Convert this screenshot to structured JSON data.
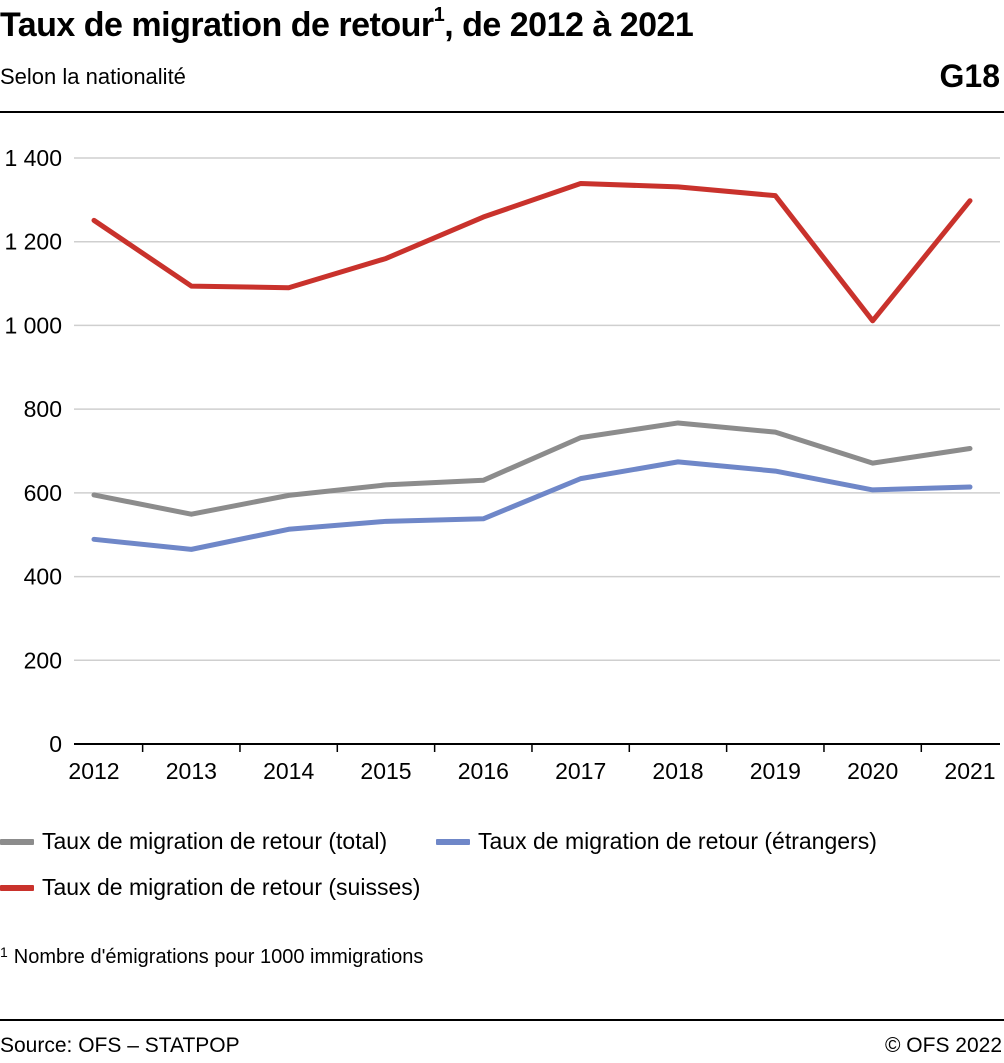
{
  "header": {
    "title": "Taux de migration de retour",
    "title_sup": "1",
    "title_suffix": ", de 2012 à 2021",
    "subtitle": "Selon la nationalité",
    "code": "G18"
  },
  "chart_data": {
    "type": "line",
    "x": [
      "2012",
      "2013",
      "2014",
      "2015",
      "2016",
      "2017",
      "2018",
      "2019",
      "2020",
      "2021"
    ],
    "ylim": [
      0,
      1400
    ],
    "yticks": [
      0,
      200,
      400,
      600,
      800,
      1000,
      1200,
      1400
    ],
    "ytick_labels": [
      "0",
      "200",
      "400",
      "600",
      "800",
      "1 000",
      "1 200",
      "1 400"
    ],
    "grid": true,
    "legend_position": "bottom",
    "series": [
      {
        "name": "Taux de migration de retour (total)",
        "color": "#8c8c8c",
        "values": [
          595,
          549,
          594,
          619,
          630,
          732,
          767,
          745,
          671,
          706
        ]
      },
      {
        "name": "Taux de migration de retour (étrangers)",
        "color": "#6f87c8",
        "values": [
          489,
          465,
          513,
          532,
          538,
          634,
          674,
          652,
          607,
          614
        ]
      },
      {
        "name": "Taux de migration de retour (suisses)",
        "color": "#c9322c",
        "values": [
          1251,
          1094,
          1090,
          1160,
          1259,
          1339,
          1331,
          1310,
          1011,
          1298
        ]
      }
    ]
  },
  "footnote": {
    "marker": "1",
    "text": "Nombre d'émigrations pour 1000 immigrations"
  },
  "footer": {
    "source": "Source: OFS – STATPOP",
    "copyright": "© OFS 2022"
  }
}
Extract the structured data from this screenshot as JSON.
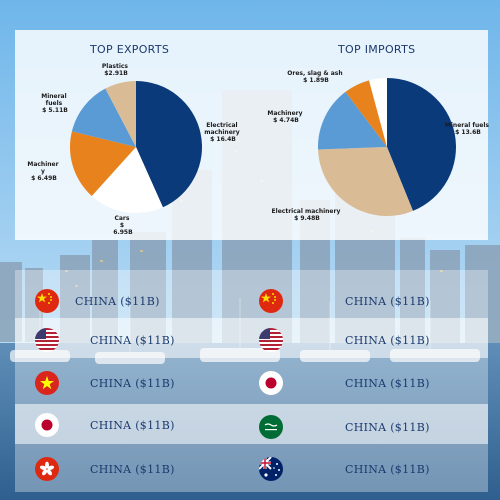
{
  "chart_data": [
    {
      "type": "pie",
      "title": "TOP EXPORTS",
      "slices": [
        {
          "label": "Electrical machinery",
          "value_text": "$ 16.4B",
          "value": 16.4,
          "color": "#0b3a7a"
        },
        {
          "label": "Cars",
          "value_text": "$ 6.95B",
          "value": 6.95,
          "color": "#ffffff"
        },
        {
          "label": "Machinery",
          "value_text": "$ 6.49B",
          "value": 6.49,
          "color": "#e8821c"
        },
        {
          "label": "Mineral fuels",
          "value_text": "$ 5.11B",
          "value": 5.11,
          "color": "#5b9bd5"
        },
        {
          "label": "Plastics",
          "value_text": "$2.91B",
          "value": 2.91,
          "color": "#d9bc96"
        }
      ]
    },
    {
      "type": "pie",
      "title": "TOP IMPORTS",
      "slices": [
        {
          "label": "Mineral fuels",
          "value_text": "$ 13.6B",
          "value": 13.6,
          "color": "#0b3a7a"
        },
        {
          "label": "Electrical machinery",
          "value_text": "$ 9.48B",
          "value": 9.48,
          "color": "#d9bc96"
        },
        {
          "label": "Machinery",
          "value_text": "$ 4.74B",
          "value": 4.74,
          "color": "#5b9bd5"
        },
        {
          "label": "Ores, slag & ash",
          "value_text": "$ 1.89B",
          "value": 1.89,
          "color": "#e8821c"
        },
        {
          "label": "",
          "value_text": "",
          "value": 1.3,
          "color": "#ffffff"
        }
      ]
    }
  ],
  "partners": {
    "exports": [
      {
        "flag": "china-flag-icon",
        "text": "CHINA ($11B)"
      },
      {
        "flag": "usa-flag-icon",
        "text": "CHINA ($11B)"
      },
      {
        "flag": "vietnam-flag-icon",
        "text": "CHINA ($11B)"
      },
      {
        "flag": "japan-flag-icon",
        "text": "CHINA ($11B)"
      },
      {
        "flag": "hong-kong-flag-icon",
        "text": "CHINA ($11B)"
      }
    ],
    "imports": [
      {
        "flag": "china-flag-icon",
        "text": "CHINA ($11B)"
      },
      {
        "flag": "usa-flag-icon",
        "text": "CHINA ($11B)"
      },
      {
        "flag": "japan-flag-icon",
        "text": "CHINA ($11B)"
      },
      {
        "flag": "saudi-arabia-flag-icon",
        "text": "CHINA ($11B)"
      },
      {
        "flag": "australia-flag-icon",
        "text": "CHINA ($11B)"
      }
    ]
  }
}
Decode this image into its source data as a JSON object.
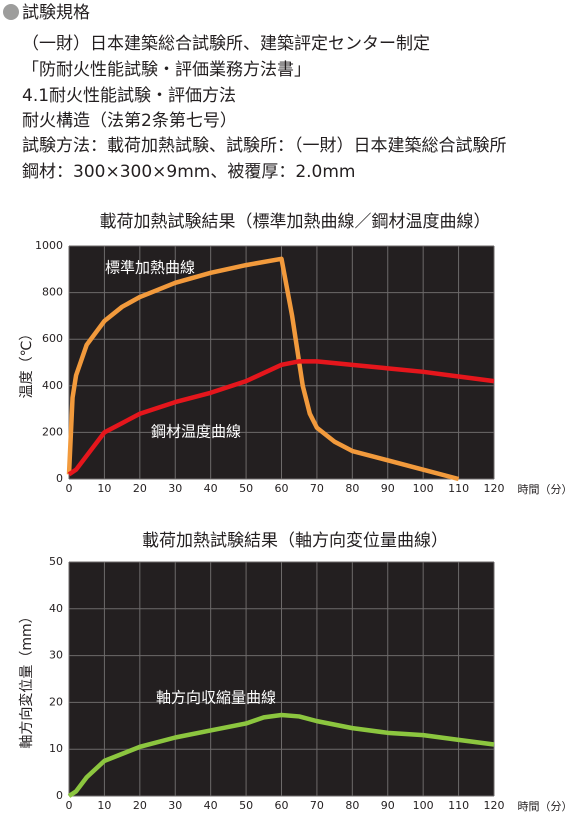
{
  "header": {
    "title": "試験規格",
    "lines": [
      "（一財）日本建築総合試験所、建築評定センター制定",
      "「防耐火性能試験・評価業務方法書」",
      "4.1耐火性能試験・評価方法",
      "耐火構造（法第2条第七号）",
      "試験方法：載荷加熱試験、試験所：（一財）日本建築総合試験所",
      "鋼材：300×300×9mm、被覆厚：2.0mm"
    ]
  },
  "chart_data": [
    {
      "type": "line",
      "title": "載荷加熱試験結果（標準加熱曲線／鋼材温度曲線）",
      "ylabel": "温度（℃）",
      "xlabel": "時間（分）",
      "xlim": [
        0,
        120
      ],
      "xticks": [
        0,
        10,
        20,
        30,
        40,
        50,
        60,
        70,
        80,
        90,
        100,
        110,
        120
      ],
      "ylim": [
        0,
        1000
      ],
      "yticks": [
        0,
        200,
        400,
        600,
        800,
        1000
      ],
      "grid": true,
      "annotations": [
        "標準加熱曲線",
        "鋼材温度曲線"
      ],
      "series": [
        {
          "name": "標準加熱曲線",
          "color": "#f29a3c",
          "x": [
            0,
            1,
            2,
            5,
            10,
            15,
            20,
            30,
            40,
            50,
            60,
            63,
            66,
            68,
            70,
            75,
            80,
            90,
            100,
            110
          ],
          "values": [
            20,
            349,
            445,
            576,
            678,
            739,
            781,
            842,
            885,
            918,
            945,
            700,
            400,
            280,
            220,
            160,
            120,
            80,
            40,
            0
          ]
        },
        {
          "name": "鋼材温度曲線",
          "color": "#e5161c",
          "x": [
            0,
            2,
            5,
            10,
            15,
            20,
            30,
            40,
            50,
            60,
            65,
            70,
            80,
            90,
            100,
            110,
            120
          ],
          "values": [
            20,
            40,
            100,
            200,
            240,
            280,
            330,
            370,
            420,
            490,
            505,
            505,
            490,
            475,
            460,
            440,
            420
          ]
        }
      ]
    },
    {
      "type": "line",
      "title": "載荷加熱試験結果（軸方向変位量曲線）",
      "ylabel": "軸方向変位量（mm）",
      "xlabel": "時間（分）",
      "xlim": [
        0,
        120
      ],
      "xticks": [
        0,
        10,
        20,
        30,
        40,
        50,
        60,
        70,
        80,
        90,
        100,
        110,
        120
      ],
      "ylim": [
        0,
        50
      ],
      "yticks": [
        0,
        10,
        20,
        30,
        40,
        50
      ],
      "grid": true,
      "annotations": [
        "軸方向収縮量曲線"
      ],
      "series": [
        {
          "name": "軸方向収縮量曲線",
          "color": "#8cc63f",
          "x": [
            0,
            2,
            5,
            10,
            15,
            20,
            30,
            40,
            50,
            55,
            60,
            65,
            70,
            80,
            90,
            100,
            110,
            120
          ],
          "values": [
            0,
            1,
            4,
            7.5,
            9,
            10.5,
            12.5,
            14,
            15.5,
            16.8,
            17.3,
            17,
            16,
            14.5,
            13.5,
            13,
            12,
            11
          ]
        }
      ]
    }
  ]
}
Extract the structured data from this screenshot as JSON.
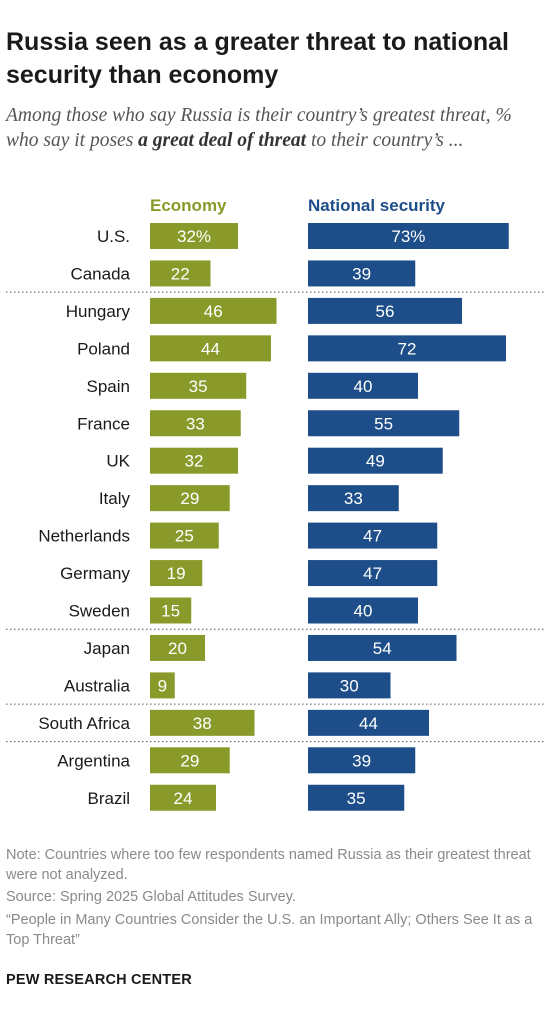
{
  "title": "Russia seen as a greater threat to national security than economy",
  "subtitle_pre": "Among those who say Russia is their country’s greatest threat, % who say it poses ",
  "subtitle_bold": "a great deal of threat",
  "subtitle_post": " to their country’s ...",
  "note": "Note: Countries where too few respondents named Russia as their greatest threat were not analyzed.",
  "source": "Source: Spring 2025 Global Attitudes Survey.",
  "report": "“People in Many Countries Consider the U.S. an Important Ally; Others See It as a Top Threat”",
  "brand": "PEW RESEARCH CENTER",
  "colors": {
    "economy": "#8a9a2a",
    "national_security": "#1d4e89",
    "label_on_bar": "#ffffff",
    "divider": "#555555"
  },
  "chart_data": {
    "type": "bar",
    "orientation": "horizontal",
    "categories": [
      "U.S.",
      "Canada",
      "Hungary",
      "Poland",
      "Spain",
      "France",
      "UK",
      "Italy",
      "Netherlands",
      "Germany",
      "Sweden",
      "Japan",
      "Australia",
      "South Africa",
      "Argentina",
      "Brazil"
    ],
    "series": [
      {
        "name": "Economy",
        "values": [
          32,
          22,
          46,
          44,
          35,
          33,
          32,
          29,
          25,
          19,
          15,
          20,
          9,
          38,
          29,
          24
        ],
        "labels": [
          "32%",
          "22",
          "46",
          "44",
          "35",
          "33",
          "32",
          "29",
          "25",
          "19",
          "15",
          "20",
          "9",
          "38",
          "29",
          "24"
        ]
      },
      {
        "name": "National security",
        "values": [
          73,
          39,
          56,
          72,
          40,
          55,
          49,
          33,
          47,
          47,
          40,
          54,
          30,
          44,
          39,
          35
        ],
        "labels": [
          "73%",
          "39",
          "56",
          "72",
          "40",
          "55",
          "49",
          "33",
          "47",
          "47",
          "40",
          "54",
          "30",
          "44",
          "39",
          "35"
        ]
      }
    ],
    "group_dividers_after": [
      "Canada",
      "Sweden",
      "Australia",
      "South Africa"
    ],
    "xlim": [
      0,
      100
    ]
  }
}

**What the exercise asks**
Pick out the lines containing the word "this" and show them.

**Exercise result**
Convert this screenshot to structured JSON data.
Extract the structured data from this screenshot as JSON.
Decode this image into its source data as a JSON object.
Extract the structured data from this screenshot as JSON.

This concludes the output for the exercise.